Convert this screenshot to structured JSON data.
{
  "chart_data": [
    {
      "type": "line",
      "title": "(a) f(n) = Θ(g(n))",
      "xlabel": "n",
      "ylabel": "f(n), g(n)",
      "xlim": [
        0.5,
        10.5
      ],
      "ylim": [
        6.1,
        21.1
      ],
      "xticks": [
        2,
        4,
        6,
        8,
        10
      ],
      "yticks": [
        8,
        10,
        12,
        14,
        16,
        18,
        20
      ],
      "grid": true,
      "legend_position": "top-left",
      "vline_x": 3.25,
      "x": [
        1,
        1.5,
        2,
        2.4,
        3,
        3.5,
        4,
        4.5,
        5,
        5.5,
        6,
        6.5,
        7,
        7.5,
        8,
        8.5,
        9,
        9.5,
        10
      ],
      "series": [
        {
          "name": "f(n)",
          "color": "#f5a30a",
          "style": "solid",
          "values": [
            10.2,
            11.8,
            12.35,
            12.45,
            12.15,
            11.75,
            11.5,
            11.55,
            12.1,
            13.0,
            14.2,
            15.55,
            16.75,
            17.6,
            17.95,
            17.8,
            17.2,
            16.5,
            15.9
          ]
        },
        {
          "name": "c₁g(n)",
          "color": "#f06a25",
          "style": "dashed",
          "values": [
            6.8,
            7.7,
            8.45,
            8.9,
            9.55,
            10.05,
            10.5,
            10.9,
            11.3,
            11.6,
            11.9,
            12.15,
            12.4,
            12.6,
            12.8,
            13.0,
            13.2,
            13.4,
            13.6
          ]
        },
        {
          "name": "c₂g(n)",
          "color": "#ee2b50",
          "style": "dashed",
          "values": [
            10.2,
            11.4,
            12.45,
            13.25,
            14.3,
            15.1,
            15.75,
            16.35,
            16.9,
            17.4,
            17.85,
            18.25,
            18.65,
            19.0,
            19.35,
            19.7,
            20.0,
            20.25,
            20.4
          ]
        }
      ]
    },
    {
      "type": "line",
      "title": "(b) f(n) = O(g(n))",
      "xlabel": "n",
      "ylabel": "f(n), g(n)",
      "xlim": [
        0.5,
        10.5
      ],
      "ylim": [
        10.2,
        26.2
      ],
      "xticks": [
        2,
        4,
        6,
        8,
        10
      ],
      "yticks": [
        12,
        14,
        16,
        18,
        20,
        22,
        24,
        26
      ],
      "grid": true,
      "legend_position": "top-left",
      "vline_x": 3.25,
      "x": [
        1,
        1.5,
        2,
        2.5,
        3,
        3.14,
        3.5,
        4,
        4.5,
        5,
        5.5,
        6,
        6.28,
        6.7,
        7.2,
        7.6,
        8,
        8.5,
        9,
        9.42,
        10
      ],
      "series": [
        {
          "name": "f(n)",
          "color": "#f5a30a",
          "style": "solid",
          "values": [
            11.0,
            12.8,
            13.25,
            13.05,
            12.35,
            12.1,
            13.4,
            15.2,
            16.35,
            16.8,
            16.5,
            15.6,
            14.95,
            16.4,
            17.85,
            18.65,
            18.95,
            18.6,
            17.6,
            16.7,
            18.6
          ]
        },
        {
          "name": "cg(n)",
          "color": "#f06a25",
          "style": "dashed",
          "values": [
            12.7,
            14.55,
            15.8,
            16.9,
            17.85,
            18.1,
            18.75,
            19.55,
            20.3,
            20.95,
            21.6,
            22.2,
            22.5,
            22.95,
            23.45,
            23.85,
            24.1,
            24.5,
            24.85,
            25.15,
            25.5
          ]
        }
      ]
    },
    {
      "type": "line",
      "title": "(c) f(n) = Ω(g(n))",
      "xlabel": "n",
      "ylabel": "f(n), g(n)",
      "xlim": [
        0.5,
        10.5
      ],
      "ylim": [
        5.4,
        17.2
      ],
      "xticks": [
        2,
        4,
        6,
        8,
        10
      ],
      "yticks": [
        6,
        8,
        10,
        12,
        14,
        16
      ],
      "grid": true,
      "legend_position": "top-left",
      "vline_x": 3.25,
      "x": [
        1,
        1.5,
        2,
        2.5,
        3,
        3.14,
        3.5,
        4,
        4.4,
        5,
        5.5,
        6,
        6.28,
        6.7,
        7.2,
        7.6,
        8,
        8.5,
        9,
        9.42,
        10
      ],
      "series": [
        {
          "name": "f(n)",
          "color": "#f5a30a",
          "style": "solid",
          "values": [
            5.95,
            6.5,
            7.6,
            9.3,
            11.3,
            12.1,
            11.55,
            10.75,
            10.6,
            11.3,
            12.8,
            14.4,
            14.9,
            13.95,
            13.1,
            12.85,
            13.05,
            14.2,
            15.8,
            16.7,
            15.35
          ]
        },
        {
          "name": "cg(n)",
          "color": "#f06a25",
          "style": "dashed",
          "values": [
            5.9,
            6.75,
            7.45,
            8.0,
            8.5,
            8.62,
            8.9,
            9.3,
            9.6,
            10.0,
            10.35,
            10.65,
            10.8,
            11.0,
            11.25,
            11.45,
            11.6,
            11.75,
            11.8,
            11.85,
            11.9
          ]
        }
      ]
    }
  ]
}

________________________________________

**WRITTEN INSTRUCTION**
Write down all the entries again without a single difference.

**WRITTEN SOLUTION**
Convert this screenshot to structured JSON data.
{
  "chart_data": [
    {
      "type": "line",
      "title": "(a) f(n) = Θ(g(n))",
      "xlabel": "n",
      "ylabel": "f(n), g(n)",
      "xlim": [
        0.5,
        10.5
      ],
      "ylim": [
        6.1,
        21.1
      ],
      "xticks": [
        2,
        4,
        6,
        8,
        10
      ],
      "yticks": [
        8,
        10,
        12,
        14,
        16,
        18,
        20
      ],
      "grid": true,
      "legend_position": "top-left",
      "vline_x": 3.25,
      "x": [
        1,
        1.5,
        2,
        2.4,
        3,
        3.5,
        4,
        4.5,
        5,
        5.5,
        6,
        6.5,
        7,
        7.5,
        8,
        8.5,
        9,
        9.5,
        10
      ],
      "series": [
        {
          "name": "f(n)",
          "color": "#f5a30a",
          "style": "solid",
          "values": [
            10.2,
            11.8,
            12.35,
            12.45,
            12.15,
            11.75,
            11.5,
            11.55,
            12.1,
            13.0,
            14.2,
            15.55,
            16.75,
            17.6,
            17.95,
            17.8,
            17.2,
            16.5,
            15.9
          ]
        },
        {
          "name": "c₁g(n)",
          "color": "#f06a25",
          "style": "dashed",
          "values": [
            6.8,
            7.7,
            8.45,
            8.9,
            9.55,
            10.05,
            10.5,
            10.9,
            11.3,
            11.6,
            11.9,
            12.15,
            12.4,
            12.6,
            12.8,
            13.0,
            13.2,
            13.4,
            13.6
          ]
        },
        {
          "name": "c₂g(n)",
          "color": "#ee2b50",
          "style": "dashed",
          "values": [
            10.2,
            11.4,
            12.45,
            13.25,
            14.3,
            15.1,
            15.75,
            16.35,
            16.9,
            17.4,
            17.85,
            18.25,
            18.65,
            19.0,
            19.35,
            19.7,
            20.0,
            20.25,
            20.4
          ]
        }
      ]
    },
    {
      "type": "line",
      "title": "(b) f(n) = O(g(n))",
      "xlabel": "n",
      "ylabel": "f(n), g(n)",
      "xlim": [
        0.5,
        10.5
      ],
      "ylim": [
        10.2,
        26.2
      ],
      "xticks": [
        2,
        4,
        6,
        8,
        10
      ],
      "yticks": [
        12,
        14,
        16,
        18,
        20,
        22,
        24,
        26
      ],
      "grid": true,
      "legend_position": "top-left",
      "vline_x": 3.25,
      "x": [
        1,
        1.5,
        2,
        2.5,
        3,
        3.14,
        3.5,
        4,
        4.5,
        5,
        5.5,
        6,
        6.28,
        6.7,
        7.2,
        7.6,
        8,
        8.5,
        9,
        9.42,
        10
      ],
      "series": [
        {
          "name": "f(n)",
          "color": "#f5a30a",
          "style": "solid",
          "values": [
            11.0,
            12.8,
            13.25,
            13.05,
            12.35,
            12.1,
            13.4,
            15.2,
            16.35,
            16.8,
            16.5,
            15.6,
            14.95,
            16.4,
            17.85,
            18.65,
            18.95,
            18.6,
            17.6,
            16.7,
            18.6
          ]
        },
        {
          "name": "cg(n)",
          "color": "#f06a25",
          "style": "dashed",
          "values": [
            12.7,
            14.55,
            15.8,
            16.9,
            17.85,
            18.1,
            18.75,
            19.55,
            20.3,
            20.95,
            21.6,
            22.2,
            22.5,
            22.95,
            23.45,
            23.85,
            24.1,
            24.5,
            24.85,
            25.15,
            25.5
          ]
        }
      ]
    },
    {
      "type": "line",
      "title": "(c) f(n) = Ω(g(n))",
      "xlabel": "n",
      "ylabel": "f(n), g(n)",
      "xlim": [
        0.5,
        10.5
      ],
      "ylim": [
        5.4,
        17.2
      ],
      "xticks": [
        2,
        4,
        6,
        8,
        10
      ],
      "yticks": [
        6,
        8,
        10,
        12,
        14,
        16
      ],
      "grid": true,
      "legend_position": "top-left",
      "vline_x": 3.25,
      "x": [
        1,
        1.5,
        2,
        2.5,
        3,
        3.14,
        3.5,
        4,
        4.4,
        5,
        5.5,
        6,
        6.28,
        6.7,
        7.2,
        7.6,
        8,
        8.5,
        9,
        9.42,
        10
      ],
      "series": [
        {
          "name": "f(n)",
          "color": "#f5a30a",
          "style": "solid",
          "values": [
            5.95,
            6.5,
            7.6,
            9.3,
            11.3,
            12.1,
            11.55,
            10.75,
            10.6,
            11.3,
            12.8,
            14.4,
            14.9,
            13.95,
            13.1,
            12.85,
            13.05,
            14.2,
            15.8,
            16.7,
            15.35
          ]
        },
        {
          "name": "cg(n)",
          "color": "#f06a25",
          "style": "dashed",
          "values": [
            5.9,
            6.75,
            7.45,
            8.0,
            8.5,
            8.62,
            8.9,
            9.3,
            9.6,
            10.0,
            10.35,
            10.65,
            10.8,
            11.0,
            11.25,
            11.45,
            11.6,
            11.75,
            11.8,
            11.85,
            11.9
          ]
        }
      ]
    }
  ]
}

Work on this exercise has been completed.